- What the task requires -
Every record must be written out once more, with nothing added or omitted.

- Input rows -
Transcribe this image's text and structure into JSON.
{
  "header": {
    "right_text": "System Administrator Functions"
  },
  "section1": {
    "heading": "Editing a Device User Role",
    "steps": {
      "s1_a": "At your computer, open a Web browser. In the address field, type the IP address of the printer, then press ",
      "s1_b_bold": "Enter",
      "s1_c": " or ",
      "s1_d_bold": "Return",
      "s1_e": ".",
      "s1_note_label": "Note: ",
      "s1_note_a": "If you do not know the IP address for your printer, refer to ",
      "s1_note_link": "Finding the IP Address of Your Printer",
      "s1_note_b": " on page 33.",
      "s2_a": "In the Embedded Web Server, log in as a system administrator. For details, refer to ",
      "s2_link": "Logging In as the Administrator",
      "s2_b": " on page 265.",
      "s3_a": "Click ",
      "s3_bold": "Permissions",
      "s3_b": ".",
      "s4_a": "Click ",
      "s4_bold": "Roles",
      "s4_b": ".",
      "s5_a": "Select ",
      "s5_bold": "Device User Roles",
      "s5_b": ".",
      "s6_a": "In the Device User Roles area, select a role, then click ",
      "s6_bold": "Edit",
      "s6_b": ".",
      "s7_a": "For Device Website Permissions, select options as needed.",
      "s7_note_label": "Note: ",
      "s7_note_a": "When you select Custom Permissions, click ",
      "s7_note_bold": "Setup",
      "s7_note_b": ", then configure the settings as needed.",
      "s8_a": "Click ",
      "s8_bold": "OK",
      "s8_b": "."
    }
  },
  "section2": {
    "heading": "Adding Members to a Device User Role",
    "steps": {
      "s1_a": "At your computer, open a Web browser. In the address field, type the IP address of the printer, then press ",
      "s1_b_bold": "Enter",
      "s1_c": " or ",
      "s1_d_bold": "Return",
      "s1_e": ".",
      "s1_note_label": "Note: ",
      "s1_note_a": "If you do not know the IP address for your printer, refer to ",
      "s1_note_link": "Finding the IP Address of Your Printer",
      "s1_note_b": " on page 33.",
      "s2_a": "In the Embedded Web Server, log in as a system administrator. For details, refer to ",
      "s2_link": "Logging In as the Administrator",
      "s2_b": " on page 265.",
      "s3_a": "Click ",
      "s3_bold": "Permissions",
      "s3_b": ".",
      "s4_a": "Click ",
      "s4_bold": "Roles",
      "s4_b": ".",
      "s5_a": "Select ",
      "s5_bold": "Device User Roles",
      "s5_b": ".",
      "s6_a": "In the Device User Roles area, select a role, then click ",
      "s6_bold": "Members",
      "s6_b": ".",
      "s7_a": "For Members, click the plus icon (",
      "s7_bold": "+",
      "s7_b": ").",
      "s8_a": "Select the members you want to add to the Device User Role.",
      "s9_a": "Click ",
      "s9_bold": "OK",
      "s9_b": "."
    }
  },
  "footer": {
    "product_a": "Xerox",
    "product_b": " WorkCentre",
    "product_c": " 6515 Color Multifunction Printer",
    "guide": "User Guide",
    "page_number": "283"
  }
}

- Solved exercise -
Transcribe this image's text and structure into JSON.
{
  "header": {
    "right_text": "System Administrator Functions"
  },
  "section1": {
    "heading": "Editing a Device User Role",
    "steps": {
      "s1_a": "At your computer, open a Web browser. In the address field, type the IP address of the printer, then press ",
      "s1_b_bold": "Enter",
      "s1_c": " or ",
      "s1_d_bold": "Return",
      "s1_e": ".",
      "s1_note_label": "Note: ",
      "s1_note_a": "If you do not know the IP address for your printer, refer to ",
      "s1_note_link": "Finding the IP Address of Your Printer",
      "s1_note_b": " on page 33.",
      "s2_a": "In the Embedded Web Server, log in as a system administrator. For details, refer to ",
      "s2_link": "Logging In as the Administrator",
      "s2_b": " on page 265.",
      "s3_a": "Click ",
      "s3_bold": "Permissions",
      "s3_b": ".",
      "s4_a": "Click ",
      "s4_bold": "Roles",
      "s4_b": ".",
      "s5_a": "Select ",
      "s5_bold": "Device User Roles",
      "s5_b": ".",
      "s6_a": "In the Device User Roles area, select a role, then click ",
      "s6_bold": "Edit",
      "s6_b": ".",
      "s7_a": "For Device Website Permissions, select options as needed.",
      "s7_note_label": "Note: ",
      "s7_note_a": "When you select Custom Permissions, click ",
      "s7_note_bold": "Setup",
      "s7_note_b": ", then configure the settings as needed.",
      "s8_a": "Click ",
      "s8_bold": "OK",
      "s8_b": "."
    }
  },
  "section2": {
    "heading": "Adding Members to a Device User Role",
    "steps": {
      "s1_a": "At your computer, open a Web browser. In the address field, type the IP address of the printer, then press ",
      "s1_b_bold": "Enter",
      "s1_c": " or ",
      "s1_d_bold": "Return",
      "s1_e": ".",
      "s1_note_label": "Note: ",
      "s1_note_a": "If you do not know the IP address for your printer, refer to ",
      "s1_note_link": "Finding the IP Address of Your Printer",
      "s1_note_b": " on page 33.",
      "s2_a": "In the Embedded Web Server, log in as a system administrator. For details, refer to ",
      "s2_link": "Logging In as the Administrator",
      "s2_b": " on page 265.",
      "s3_a": "Click ",
      "s3_bold": "Permissions",
      "s3_b": ".",
      "s4_a": "Click ",
      "s4_bold": "Roles",
      "s4_b": ".",
      "s5_a": "Select ",
      "s5_bold": "Device User Roles",
      "s5_b": ".",
      "s6_a": "In the Device User Roles area, select a role, then click ",
      "s6_bold": "Members",
      "s6_b": ".",
      "s7_a": "For Members, click the plus icon (",
      "s7_bold": "+",
      "s7_b": ").",
      "s8_a": "Select the members you want to add to the Device User Role.",
      "s9_a": "Click ",
      "s9_bold": "OK",
      "s9_b": "."
    }
  },
  "footer": {
    "product_a": "Xerox",
    "product_b": " WorkCentre",
    "product_c": " 6515 Color Multifunction Printer",
    "guide": "User Guide",
    "page_number": "283"
  }
}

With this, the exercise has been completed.